TAREFA A
Resuma em duas frases o texto sobre a questão indígena no Brasil.
TAREFA B
Responda às perguntas abaixo com base no texto sobre a questão indígena no Brasil.
(i) Em que data o texto foi enviado?
(ii) Segundo o texto, quem disse que toda hora é hora de se fazer o que é certo?
(iii) Quem se beneficia das ações da bancada ruralista, de acordo com o texto?
TAREFA C
Reescreva, por favor, o trecho do texto sobre a questão indígena que começa com as palavras "É convincente que" e termina com "chacinas, sobretudo, indígenas.", trocando "Martin Luther King" por "Nelson Mandela".

TEXTO FORNECIDO
A questão indígena no Brasil contemporâneo

Enviada em 29/08/2019

Desde o período quinhentismo, entende-se que uma sociedade só prossegui quando um se mobiliza com o problema do outro. No entanto quando se observa a questão indígena, no Brasil, presentemente, nota-se que esse ideal quinhentista é interiormente ligada à realidade do país, seja pelo recurso sociocultural, seja a desvalorização cultural.

É convincente que a questão conatural e a sua aplicação estejam entre as causas do problema. Segundo Martin Luther King, toda hora é hora de se fazer o que é certo. De maneira similar, é possível perceber que no Brasil, o recurso sociocultural rompe essa autonomia, haja vista que a bancada ruralista do congresso nacional, insistem em ignorar os direitos constitucionais em defesa aos interesses políticos, com as demarcações de terras, beneficiando-se, desse modo, os grandes latifundiários, por conseguinte, resultando em chacinas, sobretudo, indígenas.

CONJUNTO DE DADOS
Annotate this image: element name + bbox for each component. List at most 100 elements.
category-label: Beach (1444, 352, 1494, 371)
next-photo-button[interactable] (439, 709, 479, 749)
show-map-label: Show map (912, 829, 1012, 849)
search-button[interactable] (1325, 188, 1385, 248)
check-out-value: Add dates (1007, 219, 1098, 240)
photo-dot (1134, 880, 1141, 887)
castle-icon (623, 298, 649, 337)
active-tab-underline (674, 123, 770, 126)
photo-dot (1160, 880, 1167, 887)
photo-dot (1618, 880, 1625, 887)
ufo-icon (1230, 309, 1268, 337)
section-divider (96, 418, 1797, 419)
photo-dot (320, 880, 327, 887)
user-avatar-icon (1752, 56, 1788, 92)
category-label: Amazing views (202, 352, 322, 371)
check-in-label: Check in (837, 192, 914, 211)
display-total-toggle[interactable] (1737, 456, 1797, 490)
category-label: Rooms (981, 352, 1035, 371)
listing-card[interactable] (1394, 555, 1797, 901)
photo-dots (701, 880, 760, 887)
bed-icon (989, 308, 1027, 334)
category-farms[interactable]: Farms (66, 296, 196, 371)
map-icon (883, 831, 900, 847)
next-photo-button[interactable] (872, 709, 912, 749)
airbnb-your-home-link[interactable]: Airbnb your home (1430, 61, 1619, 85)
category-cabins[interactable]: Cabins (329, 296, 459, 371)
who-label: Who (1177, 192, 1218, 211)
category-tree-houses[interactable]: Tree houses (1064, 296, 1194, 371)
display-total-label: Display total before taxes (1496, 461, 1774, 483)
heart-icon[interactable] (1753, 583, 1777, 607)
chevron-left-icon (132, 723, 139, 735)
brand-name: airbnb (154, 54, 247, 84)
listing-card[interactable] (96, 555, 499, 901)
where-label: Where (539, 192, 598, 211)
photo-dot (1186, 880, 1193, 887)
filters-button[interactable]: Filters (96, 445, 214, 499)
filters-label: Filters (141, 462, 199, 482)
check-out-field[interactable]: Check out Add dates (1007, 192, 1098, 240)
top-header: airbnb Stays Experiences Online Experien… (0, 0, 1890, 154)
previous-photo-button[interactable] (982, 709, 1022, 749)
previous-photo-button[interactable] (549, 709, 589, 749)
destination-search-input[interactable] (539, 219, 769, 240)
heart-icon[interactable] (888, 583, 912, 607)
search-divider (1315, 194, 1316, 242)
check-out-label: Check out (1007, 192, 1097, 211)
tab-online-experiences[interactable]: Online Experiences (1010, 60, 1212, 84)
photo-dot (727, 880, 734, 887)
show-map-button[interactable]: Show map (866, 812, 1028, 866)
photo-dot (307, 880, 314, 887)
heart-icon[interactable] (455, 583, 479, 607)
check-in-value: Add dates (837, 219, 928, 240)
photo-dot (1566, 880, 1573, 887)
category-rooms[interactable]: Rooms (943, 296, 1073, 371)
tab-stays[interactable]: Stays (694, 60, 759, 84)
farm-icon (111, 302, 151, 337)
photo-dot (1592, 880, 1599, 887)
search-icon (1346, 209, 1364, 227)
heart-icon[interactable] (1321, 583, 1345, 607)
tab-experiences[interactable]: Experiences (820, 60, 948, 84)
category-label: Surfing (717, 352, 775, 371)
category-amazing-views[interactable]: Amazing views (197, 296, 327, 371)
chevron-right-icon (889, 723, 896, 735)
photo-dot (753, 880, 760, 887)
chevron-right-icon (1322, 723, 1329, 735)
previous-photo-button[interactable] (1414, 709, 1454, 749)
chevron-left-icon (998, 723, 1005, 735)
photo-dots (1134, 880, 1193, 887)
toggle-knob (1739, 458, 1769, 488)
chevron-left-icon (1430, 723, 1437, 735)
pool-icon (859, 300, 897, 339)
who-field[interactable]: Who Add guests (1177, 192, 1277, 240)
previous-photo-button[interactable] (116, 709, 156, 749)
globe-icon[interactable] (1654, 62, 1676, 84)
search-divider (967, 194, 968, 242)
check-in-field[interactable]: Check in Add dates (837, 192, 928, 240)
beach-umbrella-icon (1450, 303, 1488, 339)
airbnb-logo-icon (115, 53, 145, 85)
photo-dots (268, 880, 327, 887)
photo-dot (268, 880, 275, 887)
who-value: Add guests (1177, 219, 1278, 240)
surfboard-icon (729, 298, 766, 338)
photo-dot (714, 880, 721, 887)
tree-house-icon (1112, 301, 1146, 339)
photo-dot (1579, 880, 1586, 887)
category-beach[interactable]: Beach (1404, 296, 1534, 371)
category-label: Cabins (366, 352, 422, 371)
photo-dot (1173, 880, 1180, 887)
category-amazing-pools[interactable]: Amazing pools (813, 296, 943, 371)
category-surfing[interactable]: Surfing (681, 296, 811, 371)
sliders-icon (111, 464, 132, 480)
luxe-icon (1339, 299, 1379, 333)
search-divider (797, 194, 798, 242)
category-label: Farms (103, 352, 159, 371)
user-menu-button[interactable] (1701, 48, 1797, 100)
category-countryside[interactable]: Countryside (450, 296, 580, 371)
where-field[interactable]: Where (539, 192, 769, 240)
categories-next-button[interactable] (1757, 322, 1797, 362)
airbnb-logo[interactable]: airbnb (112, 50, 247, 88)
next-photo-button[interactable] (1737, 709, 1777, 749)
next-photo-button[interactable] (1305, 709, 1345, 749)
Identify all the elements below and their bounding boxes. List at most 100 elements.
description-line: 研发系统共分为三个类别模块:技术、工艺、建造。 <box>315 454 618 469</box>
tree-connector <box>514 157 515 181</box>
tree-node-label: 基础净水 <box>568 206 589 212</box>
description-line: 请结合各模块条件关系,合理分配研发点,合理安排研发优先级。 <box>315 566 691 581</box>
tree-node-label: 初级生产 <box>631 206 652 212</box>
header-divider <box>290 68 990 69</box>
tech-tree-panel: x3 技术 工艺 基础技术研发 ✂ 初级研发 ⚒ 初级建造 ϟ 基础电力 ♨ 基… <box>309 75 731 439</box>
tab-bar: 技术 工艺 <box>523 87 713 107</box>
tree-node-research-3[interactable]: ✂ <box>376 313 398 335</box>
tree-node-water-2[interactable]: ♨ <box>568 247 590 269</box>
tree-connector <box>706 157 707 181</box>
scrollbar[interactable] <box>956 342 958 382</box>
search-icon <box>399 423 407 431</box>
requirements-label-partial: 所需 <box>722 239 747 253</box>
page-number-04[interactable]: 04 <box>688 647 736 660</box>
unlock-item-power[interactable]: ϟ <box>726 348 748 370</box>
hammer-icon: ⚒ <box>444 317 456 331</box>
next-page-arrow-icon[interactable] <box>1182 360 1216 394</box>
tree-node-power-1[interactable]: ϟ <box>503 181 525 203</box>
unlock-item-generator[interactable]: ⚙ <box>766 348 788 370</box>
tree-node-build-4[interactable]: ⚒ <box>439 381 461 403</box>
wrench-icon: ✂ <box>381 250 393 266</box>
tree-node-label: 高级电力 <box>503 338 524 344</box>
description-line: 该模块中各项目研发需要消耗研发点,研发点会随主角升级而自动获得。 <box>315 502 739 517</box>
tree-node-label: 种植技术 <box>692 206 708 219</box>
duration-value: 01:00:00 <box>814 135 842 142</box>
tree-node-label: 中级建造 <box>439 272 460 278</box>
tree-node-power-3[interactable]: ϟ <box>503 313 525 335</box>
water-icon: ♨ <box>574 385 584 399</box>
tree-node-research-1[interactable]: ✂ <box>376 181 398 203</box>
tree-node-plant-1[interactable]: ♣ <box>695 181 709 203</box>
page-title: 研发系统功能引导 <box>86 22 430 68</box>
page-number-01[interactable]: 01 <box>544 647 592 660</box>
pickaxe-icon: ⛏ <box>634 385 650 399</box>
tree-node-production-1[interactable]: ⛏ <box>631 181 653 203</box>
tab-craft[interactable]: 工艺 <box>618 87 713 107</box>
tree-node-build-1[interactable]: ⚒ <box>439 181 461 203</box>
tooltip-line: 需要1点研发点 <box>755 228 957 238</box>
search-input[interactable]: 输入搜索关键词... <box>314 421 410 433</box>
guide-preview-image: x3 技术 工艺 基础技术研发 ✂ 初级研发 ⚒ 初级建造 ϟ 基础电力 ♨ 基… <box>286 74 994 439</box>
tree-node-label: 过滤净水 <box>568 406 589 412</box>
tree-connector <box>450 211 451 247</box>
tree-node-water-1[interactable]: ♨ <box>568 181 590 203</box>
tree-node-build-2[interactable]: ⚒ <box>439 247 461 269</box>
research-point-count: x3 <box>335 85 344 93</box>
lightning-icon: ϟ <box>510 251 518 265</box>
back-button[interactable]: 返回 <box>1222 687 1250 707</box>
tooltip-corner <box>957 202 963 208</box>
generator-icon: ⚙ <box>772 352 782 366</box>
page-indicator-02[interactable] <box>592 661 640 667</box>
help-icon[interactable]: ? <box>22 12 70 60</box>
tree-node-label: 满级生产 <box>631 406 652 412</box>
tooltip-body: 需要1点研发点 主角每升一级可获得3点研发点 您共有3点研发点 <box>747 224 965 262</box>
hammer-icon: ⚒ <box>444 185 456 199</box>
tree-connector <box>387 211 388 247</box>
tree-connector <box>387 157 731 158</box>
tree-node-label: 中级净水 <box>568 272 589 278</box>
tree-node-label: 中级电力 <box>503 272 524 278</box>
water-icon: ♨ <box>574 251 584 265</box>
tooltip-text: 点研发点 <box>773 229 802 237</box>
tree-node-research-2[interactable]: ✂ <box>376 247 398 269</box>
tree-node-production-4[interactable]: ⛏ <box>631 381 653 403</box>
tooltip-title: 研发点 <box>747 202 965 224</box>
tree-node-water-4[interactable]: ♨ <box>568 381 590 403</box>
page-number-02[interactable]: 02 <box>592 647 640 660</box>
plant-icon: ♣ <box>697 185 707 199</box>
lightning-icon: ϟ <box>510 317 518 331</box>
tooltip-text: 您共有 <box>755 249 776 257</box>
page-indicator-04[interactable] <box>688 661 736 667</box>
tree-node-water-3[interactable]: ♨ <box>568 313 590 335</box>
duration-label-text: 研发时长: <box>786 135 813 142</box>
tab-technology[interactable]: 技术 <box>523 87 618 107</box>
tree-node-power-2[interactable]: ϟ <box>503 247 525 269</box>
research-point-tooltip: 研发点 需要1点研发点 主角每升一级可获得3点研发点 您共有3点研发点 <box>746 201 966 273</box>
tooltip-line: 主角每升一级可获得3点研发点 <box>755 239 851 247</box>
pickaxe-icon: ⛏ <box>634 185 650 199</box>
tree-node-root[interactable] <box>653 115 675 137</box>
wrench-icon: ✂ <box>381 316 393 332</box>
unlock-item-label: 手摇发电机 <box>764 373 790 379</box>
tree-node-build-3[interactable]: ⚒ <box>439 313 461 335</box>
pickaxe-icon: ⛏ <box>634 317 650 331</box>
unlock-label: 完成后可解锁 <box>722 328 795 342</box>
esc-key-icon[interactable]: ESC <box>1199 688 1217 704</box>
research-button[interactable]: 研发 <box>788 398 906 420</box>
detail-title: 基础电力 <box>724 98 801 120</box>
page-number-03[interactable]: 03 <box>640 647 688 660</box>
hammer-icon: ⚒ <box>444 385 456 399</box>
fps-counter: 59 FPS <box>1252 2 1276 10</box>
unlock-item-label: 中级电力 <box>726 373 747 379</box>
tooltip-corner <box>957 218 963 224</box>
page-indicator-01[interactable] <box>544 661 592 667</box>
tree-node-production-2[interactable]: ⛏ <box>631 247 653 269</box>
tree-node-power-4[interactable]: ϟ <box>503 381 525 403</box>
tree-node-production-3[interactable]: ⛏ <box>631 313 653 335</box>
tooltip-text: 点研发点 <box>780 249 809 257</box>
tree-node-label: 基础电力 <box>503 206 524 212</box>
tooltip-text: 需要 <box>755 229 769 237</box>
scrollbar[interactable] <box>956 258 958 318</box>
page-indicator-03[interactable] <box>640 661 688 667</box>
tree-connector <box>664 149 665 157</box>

RESPOSTA ESCRITA A
O texto trata da questão indígena no Brasil atual e a associa ao recurso sociocultural e à desvalorização cultural. Segundo o texto, a bancada ruralista do Congresso Nacional ignora os direitos constitucionais em defesa de interesses políticos, o que beneficia os grandes latifundiários e resulta em chacinas, sobretudo de indígenas.

RESPOSTA ESCRITA B
(i) Em 29/08/2019.
(ii) Martin Luther King.
(iii) Os grandes latifundiários.

RESPOSTA ESCRITA C
É convincente que a questão conatural e a sua aplicação estejam entre as causas do problema. Segundo Nelson Mandela, toda hora é hora de se fazer o que é certo. De maneira similar, é possível perceber que no Brasil, o recurso sociocultural rompe essa autonomia, haja vista que a bancada ruralista do congresso nacional, insistem em ignorar os direitos constitucionais em defesa aos interesses políticos, com as demarcações de terras, beneficiando-se, desse modo, os grandes latifundiários, por conseguinte, resultando em chacinas, sobretudo, indígenas.